Filter this data down to the lines that hold "пюре", and copy them.

(A run of records)
══════════
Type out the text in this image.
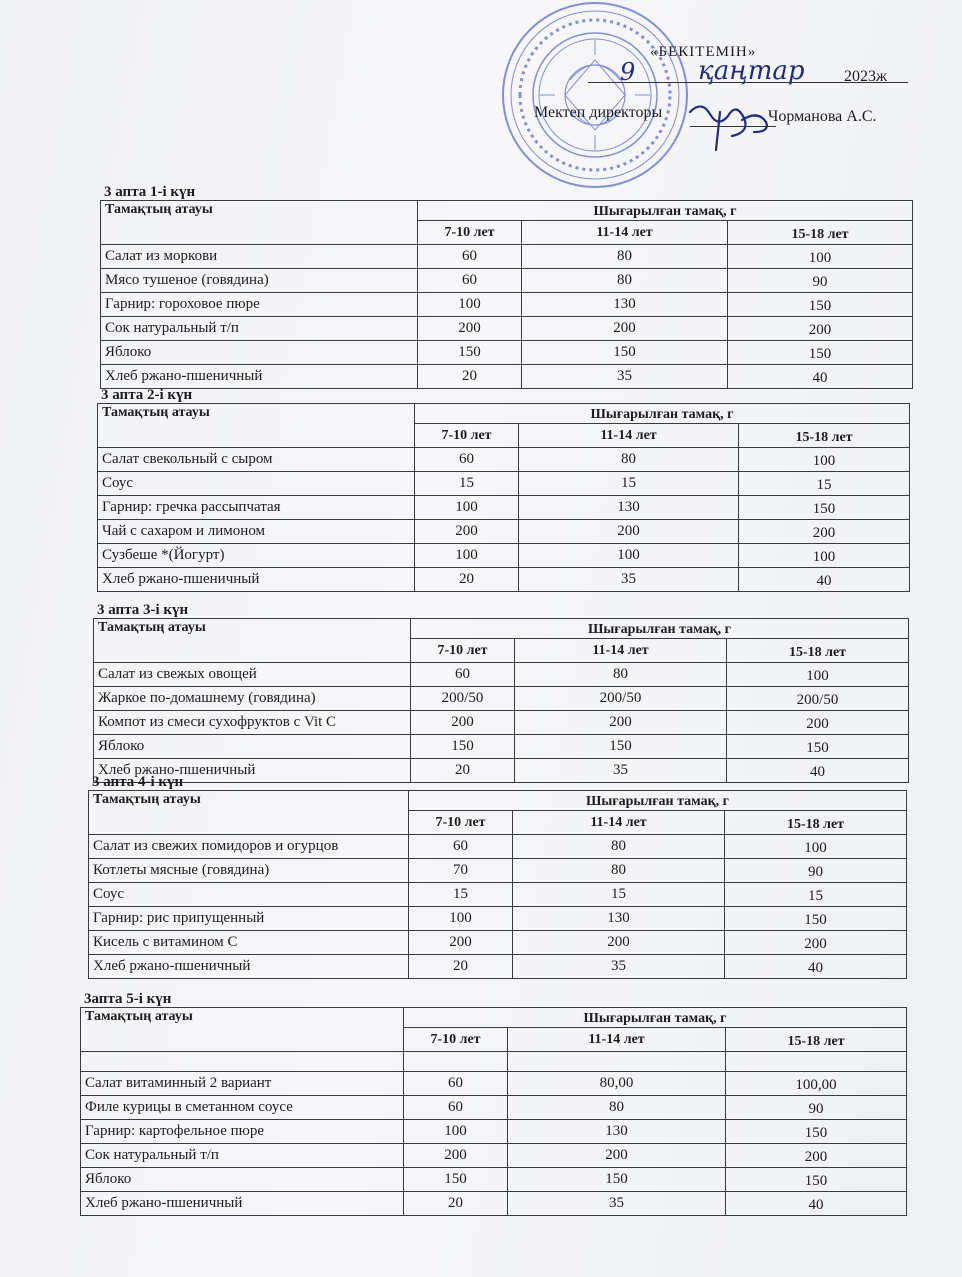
«БЕКІТЕМІН»
9 қаңтар 2023ж
Мектеп директоры	Чорманова А.С.
3 апта 1-і күн
Тамақтың атауы	Шығарылған тамақ, г		
	7-10 лет	11-14 лет	15-18 лет
Салат из моркови	60	80	100
Мясо тушеное (говядина)	60	80	90
Гарнир: гороховое пюре	100	130	150
Сок натуральный т/п	200	200	200
Яблоко	150	150	150
Хлеб ржано-пшеничный	20	35	40
3 апта 2-і күн
Тамақтың атауы	Шығарылған тамақ, г		
	7-10 лет	11-14 лет	15-18 лет
Салат свекольный с сыром	60	80	100
Соус	15	15	15
Гарнир: гречка рассыпчатая	100	130	150
Чай с сахаром и лимоном	200	200	200
Сузбеше *(Йогурт)	100	100	100
Хлеб ржано-пшеничный	20	35	40
3 апта 3-і күн
Тамақтың атауы	Шығарылған тамақ, г		
	7-10 лет	11-14 лет	15-18 лет
Салат из свежых овощей	60	80	100
Жаркое по-домашнему (говядина)	200/50	200/50	200/50
Компот из смеси сухофруктов с Vit C	200	200	200
Яблоко	150	150	150
Хлеб ржано-пшеничный	20	35	40
3 апта 4-і күн
Тамақтың атауы	Шығарылған тамақ, г		
	7-10 лет	11-14 лет	15-18 лет
Салат из свежих помидоров и огурцов	60	80	100
Котлеты мясные (говядина)	70	80	90
Соус	15	15	15
Гарнир: рис припущенный	100	130	150
Кисель с витамином С	200	200	200
Хлеб ржано-пшеничный	20	35	40
3апта 5-і күн
Тамақтың атауы	Шығарылған тамақ, г		
	7-10 лет	11-14 лет	15-18 лет

Салат витаминный 2 вариант	60	80,00	100,00
Филе курицы в сметанном соусе	60	80	90
Гарнир: картофельное пюре	100	130	150
Сок натуральный т/п	200	200	200
Яблоко	150	150	150
Хлеб ржано-пшеничный	20	35	40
══════════
§ Expected output:
Гарнир: гороховое пюре	100	130	150
Гарнир: картофельное пюре	100	130	150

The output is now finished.